TEXT EXTRACT:

════════════════════

Thirty years earlier, Professor John Krejci was Father John
Krejci, a priest on leave of absence while completing his
doctorate in the sociology department at the University of Notre
Dame. Krejci eventually received his Ph.D. in May of 1974, writing
his dissertation on "Leadership and Change in Two Mexican
Villages."

What interests us here are the changes that took place along the
way. The matrix of change is just as significant and, in many
ways, the first step in understanding the changes that took place
in the individual lives that make up Call to Action as an
organization. From a demographic point of view, Call to Action has
a very specific profile: it is essentially an organization of
clerics, ex-clerics, and people who make a living working for the
Church (DREs, etc.), for the most part in their sixties
(especially the former two groupings), who have adopted the sexual
values, and oftentimes mores, of the dominant culture. Notre Dame
had a crucial role to play in the formation of this group during
the decade from the mid-'60s to the time of the actual Call to
Action Conference in October of 1976.

To begin with, Notre Dame, in the mid-'60s, was a crucial part of
two very different worlds. Dissent was as yet an unknown
phenomenon and would not come out in the open until the summer of
1968, when Charles Curran organized the protest against <Humanae
Vitae>. One year earlier, in the wake of Curran's successful
tenure battle at Catholic University, Father Hesburgh engineered
his Land o' Lakes statement, whereby he and a number of other
presidents of Catholic universities, effectively alienated a large
amount of Church property, namely those colleges and universities,
from Church control. But no one seemed to know that was the
effective meaning of Land 'o Lakes at the time.

As a result, religious orders continued to send their nuns,
priests, and brothers to an institution that was no longer a
Church institution and had, in fact, shifted its allegiance to the
major foundations of this country, in a bid to get first their
money and next federal funding, the sequel to foundation money as
the government got more and more into the education business.
During the summers of the late '60s, literally thousands of nuns,
as well as other religious would converge on the campus of the
University of Notre Dame, ostensibly to continue their education,
but also to imbibe the Zeitgeist in an especially undiluted form.

As we have come to understand, the Zeitgeist at Notre Dame was
heavily into sexual liberation for a number of reasons. To begin
with, there was the effect the pill was having on the culture at
large, and then there was the effect the pill was having on Notre
Dame in particular. Donald Barrett was a professor of sociology at
Notre Dame at the time. He was also on the papal birth control
commission as well. So much was publicly known at the time. Not so
public was the fact that he had been a participant at the
Rockefeller conferences and, as a result, had applied to the
Population Council for a grant to study contraceptive use. He
eventually received around half a million dollars from the Ford
Foundation while still deliberating on the papal birth control
commission over the liceity of contraception. In any other venue,
this would have been known as conflict of interest. In the
Catholic Church in America, it was known as independent thinking
and newfound maturity. William D'Antonio, head of the sociology
department during the late '60s, was becoming well known as a
result of his name appearing on Planned Parenthood ads condemning
the pope.

════════════════════

DATA SECTION:

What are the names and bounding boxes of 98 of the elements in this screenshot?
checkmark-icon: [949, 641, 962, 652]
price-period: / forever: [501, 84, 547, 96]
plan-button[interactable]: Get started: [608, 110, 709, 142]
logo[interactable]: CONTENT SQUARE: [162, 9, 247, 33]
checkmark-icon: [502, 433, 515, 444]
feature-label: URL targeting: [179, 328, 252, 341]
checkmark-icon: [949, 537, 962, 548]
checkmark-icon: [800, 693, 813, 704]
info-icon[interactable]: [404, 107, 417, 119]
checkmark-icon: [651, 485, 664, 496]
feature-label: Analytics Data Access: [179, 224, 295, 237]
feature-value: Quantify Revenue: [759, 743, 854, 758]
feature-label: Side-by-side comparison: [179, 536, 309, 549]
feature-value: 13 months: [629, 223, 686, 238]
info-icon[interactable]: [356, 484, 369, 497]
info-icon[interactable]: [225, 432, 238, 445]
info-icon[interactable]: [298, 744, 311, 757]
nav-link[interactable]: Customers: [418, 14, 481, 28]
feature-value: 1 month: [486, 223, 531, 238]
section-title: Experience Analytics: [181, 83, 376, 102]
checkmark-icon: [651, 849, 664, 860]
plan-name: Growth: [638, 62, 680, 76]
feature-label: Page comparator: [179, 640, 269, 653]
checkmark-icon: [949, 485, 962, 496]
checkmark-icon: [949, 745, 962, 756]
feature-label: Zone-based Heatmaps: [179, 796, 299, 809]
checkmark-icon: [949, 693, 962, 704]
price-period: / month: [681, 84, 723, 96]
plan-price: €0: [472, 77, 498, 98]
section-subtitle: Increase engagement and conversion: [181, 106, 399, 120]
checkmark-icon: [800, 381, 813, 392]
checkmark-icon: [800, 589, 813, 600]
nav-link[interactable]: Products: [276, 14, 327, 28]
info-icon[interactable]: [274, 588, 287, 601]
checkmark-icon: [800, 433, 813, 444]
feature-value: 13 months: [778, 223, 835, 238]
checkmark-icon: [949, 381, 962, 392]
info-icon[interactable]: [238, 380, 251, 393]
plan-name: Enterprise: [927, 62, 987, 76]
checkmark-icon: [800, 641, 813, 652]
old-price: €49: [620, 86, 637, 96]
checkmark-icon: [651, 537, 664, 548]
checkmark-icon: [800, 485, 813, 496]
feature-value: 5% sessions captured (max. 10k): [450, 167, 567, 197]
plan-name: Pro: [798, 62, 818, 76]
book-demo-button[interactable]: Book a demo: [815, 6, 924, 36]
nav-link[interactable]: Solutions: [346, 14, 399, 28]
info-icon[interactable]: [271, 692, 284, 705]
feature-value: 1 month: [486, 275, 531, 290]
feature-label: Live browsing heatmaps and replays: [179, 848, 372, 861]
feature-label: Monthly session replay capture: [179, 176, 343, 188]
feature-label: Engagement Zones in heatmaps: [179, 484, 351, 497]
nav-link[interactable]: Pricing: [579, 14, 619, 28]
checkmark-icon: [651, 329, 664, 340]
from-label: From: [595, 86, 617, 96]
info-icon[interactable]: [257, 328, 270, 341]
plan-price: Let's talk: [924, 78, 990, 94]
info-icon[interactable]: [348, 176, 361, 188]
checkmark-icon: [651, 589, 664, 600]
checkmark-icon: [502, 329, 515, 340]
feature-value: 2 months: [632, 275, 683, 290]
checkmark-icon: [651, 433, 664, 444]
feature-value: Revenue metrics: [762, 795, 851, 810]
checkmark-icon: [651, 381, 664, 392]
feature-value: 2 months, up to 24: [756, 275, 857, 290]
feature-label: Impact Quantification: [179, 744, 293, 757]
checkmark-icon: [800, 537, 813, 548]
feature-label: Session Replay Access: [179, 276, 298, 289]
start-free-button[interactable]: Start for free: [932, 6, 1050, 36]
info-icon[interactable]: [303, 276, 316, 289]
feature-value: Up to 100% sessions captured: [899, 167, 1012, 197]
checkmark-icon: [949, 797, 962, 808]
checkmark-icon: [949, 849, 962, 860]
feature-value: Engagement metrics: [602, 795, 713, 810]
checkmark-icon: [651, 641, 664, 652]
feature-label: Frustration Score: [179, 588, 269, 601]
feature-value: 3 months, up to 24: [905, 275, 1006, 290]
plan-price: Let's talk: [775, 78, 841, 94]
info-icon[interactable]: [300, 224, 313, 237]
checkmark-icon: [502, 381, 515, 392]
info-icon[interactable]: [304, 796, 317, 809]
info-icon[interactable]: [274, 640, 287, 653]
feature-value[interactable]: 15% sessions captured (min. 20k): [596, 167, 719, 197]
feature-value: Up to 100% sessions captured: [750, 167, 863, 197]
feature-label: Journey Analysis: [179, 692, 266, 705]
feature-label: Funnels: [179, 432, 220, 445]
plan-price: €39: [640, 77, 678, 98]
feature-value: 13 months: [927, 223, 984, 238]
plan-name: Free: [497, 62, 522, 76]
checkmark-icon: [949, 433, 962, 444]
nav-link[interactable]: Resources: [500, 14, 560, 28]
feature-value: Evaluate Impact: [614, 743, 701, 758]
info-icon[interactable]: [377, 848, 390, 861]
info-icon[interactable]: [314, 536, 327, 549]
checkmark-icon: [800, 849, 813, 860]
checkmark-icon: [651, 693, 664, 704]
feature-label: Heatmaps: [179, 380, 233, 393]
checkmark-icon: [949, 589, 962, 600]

════════════════════

Can you carry on the account of Notre Dame and the origins of Call to Action from its last sentence?

WRITTEN ANSWER:
One of the thousands of nuns who came to Notre Dame in the '60s
was a lady by the name of Jean Gettelfinger. Like Father Krejci,
she came to get her graduate degree in sociology as well. Unlike
him, she never finished. Instead of getting a degree, she got a
husband, and that husband was Father John Krejci. Jean
Gettelfinger was one of the many nuns who left their narrow
convent rooms in the '60s with the university, specifically the
Catholic University, which was supposed to be contributing to
their formation, as the enabling device for leaving.

One observer of the Notre Dame scene during the '60s said that
this phenomenon was not uncommon; nor, we might add, was it
particularly hard to understand. The general sense among religious
that things were changing received powerful reinforcement at Notre
Dame, primarily because the Notre Dame faculty and administration
were one of the prime engines of change.

Add to that the fact that we are not talking about abstract forces
of history but rather something as intimate as libido and its
mobilization as part of the cultural revolution and we can get
some sense of the ferment at Notre Dame during the late '60s. Nuns
and priests could be seen strolling hand in hand around the lakes.
There was much talk of a "third way," somewhere between marriage
and celibacy, partaking of the best aspects of both, no doubt,
like having your cake and eating it too. The impossible dream of a
married clergy, of contraceptive sex, and most of the other ideas
that make up the Call to Action agenda, got hatched like a new
bacillus in the hothouse atmosphere of the Notre Dame summer
school and similar academic institutes across the country, and
since the growth of this impossible idea was congenial to the
cultural revolutionaries' goals, it was fostered by their
institutions.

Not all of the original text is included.